Daftar Tugas:
(a) Salin persis bagian teks tentang kit deteksi dengue, mulai dari "Baca juga: Dikembangkan" sampai dengan "dalam deteksi dini.".
(b) Jawablah pertanyaan berikut berdasarkan teks tentang kit deteksi dengue.
(i) Berapa harga neto apotek satu boks KODC Dengue, dan berapa kit deteksi di dalamnya?
(ii) Apa yang digunakan sebagai biomarker pada kit ini?
(iii) Berapa garis yang muncul jika hasilnya negatif?

Teks yang Disediakan:
****************

Kit ini juga dapat disimpan di suhu kamar sehingga tidak memerlukan cool chain dalam pengiriman dan penyimpanan. Harganya pun lebih murah karena diproduksi dalam negeri. Saat ini, produk KODC Dengue dijual dengan harga neto apotek (HNA) sebesar Rp 300.000 per boks dengan setiap boks berisi 10 kit deteksi.
Lebih sensitif
Beti menuturkan, kit deteksi cepat dengue yang dikembangkanya memiliki tingkat sensitivitas yang tinggi. Dari hasil pengujian, kit ini memiliki tingkat sensitivitas hingga 100 persen, baik untuk pemeriksaan dari serum darah maupun darah utuh (whole blood).
Kit ini pun diklaim memiliki tingkat sensitivitas yang lebih unggul dibanding produk lain karena kit KODC Dengue dikembangkan menggunakan strain atau galur virus dengue yang beredar di Indonesia. ”Dengan menggunakan strain yang ada di Indonesia tentu hasilnya akan lebih sensitif,” katanya.
Baca juga: Dikembangkan Deteksi Demam Berdarah Portabel dengan Telepon Pintar
Secara teknis, kit ini dibuat dengan teknik imunokromatografi dengan menggunakan NS1 sebagai biomarker. Antigen NS1 berperan besar dalam mendiagnosis infeksi dengue karena antigen tersebut disekresikan atau dikeluarkan dalam konsentrasi yang besar dalam plasma atau serum darah dari pasien dengue. Antigen NS1 muncul lebih awal pada infeksi dengue sehingga lebih efektif digunakan dalam deteksi dini.
Penggunaan kit KODC Dengue relatif mudah. Caranya cukup dengan meneteskan spesimen berupa plasma atau serum darah pada bagian pad yang tersedia. Prinsip kerja alat ini hampir sama dengan alat deteksi cepat Covid-19. Bentuk alatnya pun sama berbentuk strip dalam kaset. Jika hasilnya positif terinfeksi dengue akan muncul dua garis, sedangkan jika negatif hanya akan muncul satu garis.

****************

Data yang Disediakan:
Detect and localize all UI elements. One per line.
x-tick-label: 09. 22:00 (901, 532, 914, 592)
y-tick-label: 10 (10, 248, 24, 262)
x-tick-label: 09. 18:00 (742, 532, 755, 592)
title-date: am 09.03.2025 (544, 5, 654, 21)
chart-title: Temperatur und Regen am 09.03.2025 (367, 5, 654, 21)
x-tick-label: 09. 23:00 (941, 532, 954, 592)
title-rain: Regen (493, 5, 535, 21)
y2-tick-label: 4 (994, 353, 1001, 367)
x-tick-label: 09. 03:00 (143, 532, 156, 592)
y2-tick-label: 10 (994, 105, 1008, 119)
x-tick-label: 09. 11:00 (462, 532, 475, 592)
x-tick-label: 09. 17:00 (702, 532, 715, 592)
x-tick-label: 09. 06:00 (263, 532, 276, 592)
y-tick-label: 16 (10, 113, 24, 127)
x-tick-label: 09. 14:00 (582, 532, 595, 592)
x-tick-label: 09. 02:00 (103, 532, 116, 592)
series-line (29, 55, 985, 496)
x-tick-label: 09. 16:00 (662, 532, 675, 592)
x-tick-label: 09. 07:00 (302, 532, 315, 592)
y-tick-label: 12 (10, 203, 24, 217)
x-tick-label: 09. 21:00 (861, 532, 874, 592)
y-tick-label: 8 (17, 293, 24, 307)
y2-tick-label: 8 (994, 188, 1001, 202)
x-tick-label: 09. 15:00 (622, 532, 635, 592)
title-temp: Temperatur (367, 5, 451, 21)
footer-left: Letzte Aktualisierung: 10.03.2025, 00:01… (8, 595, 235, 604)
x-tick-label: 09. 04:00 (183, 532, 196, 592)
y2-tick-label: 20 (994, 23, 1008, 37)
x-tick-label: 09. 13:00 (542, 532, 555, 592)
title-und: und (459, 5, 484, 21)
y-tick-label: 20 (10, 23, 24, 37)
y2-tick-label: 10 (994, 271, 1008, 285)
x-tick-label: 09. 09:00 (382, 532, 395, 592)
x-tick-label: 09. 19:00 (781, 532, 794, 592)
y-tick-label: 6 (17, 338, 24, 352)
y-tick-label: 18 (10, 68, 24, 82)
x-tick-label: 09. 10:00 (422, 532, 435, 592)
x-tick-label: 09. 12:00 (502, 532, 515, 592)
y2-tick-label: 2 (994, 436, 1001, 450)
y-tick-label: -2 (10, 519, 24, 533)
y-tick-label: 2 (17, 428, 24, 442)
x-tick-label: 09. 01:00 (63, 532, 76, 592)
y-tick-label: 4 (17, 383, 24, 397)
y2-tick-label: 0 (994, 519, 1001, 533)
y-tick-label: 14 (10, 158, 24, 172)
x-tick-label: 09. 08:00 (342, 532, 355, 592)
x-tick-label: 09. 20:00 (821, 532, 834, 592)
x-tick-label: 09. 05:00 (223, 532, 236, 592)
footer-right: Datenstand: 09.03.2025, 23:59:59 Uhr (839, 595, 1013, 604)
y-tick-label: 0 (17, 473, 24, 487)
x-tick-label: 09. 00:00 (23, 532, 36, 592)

****************

Jawaban Latihan:
(a)
Baca juga: Dikembangkan Deteksi Demam Berdarah Portabel dengan Telepon Pintar
Secara teknis, kit ini dibuat dengan teknik imunokromatografi dengan menggunakan NS1 sebagai biomarker. Antigen NS1 berperan besar dalam mendiagnosis infeksi dengue karena antigen tersebut disekresikan atau dikeluarkan dalam konsentrasi yang besar dalam plasma atau serum darah dari pasien dengue. Antigen NS1 muncul lebih awal pada infeksi dengue sehingga lebih efektif digunakan dalam deteksi dini.

(b)
(i) Rp 300.000 per boks, berisi 10 kit deteksi.
(ii) NS1.
(iii) Satu garis.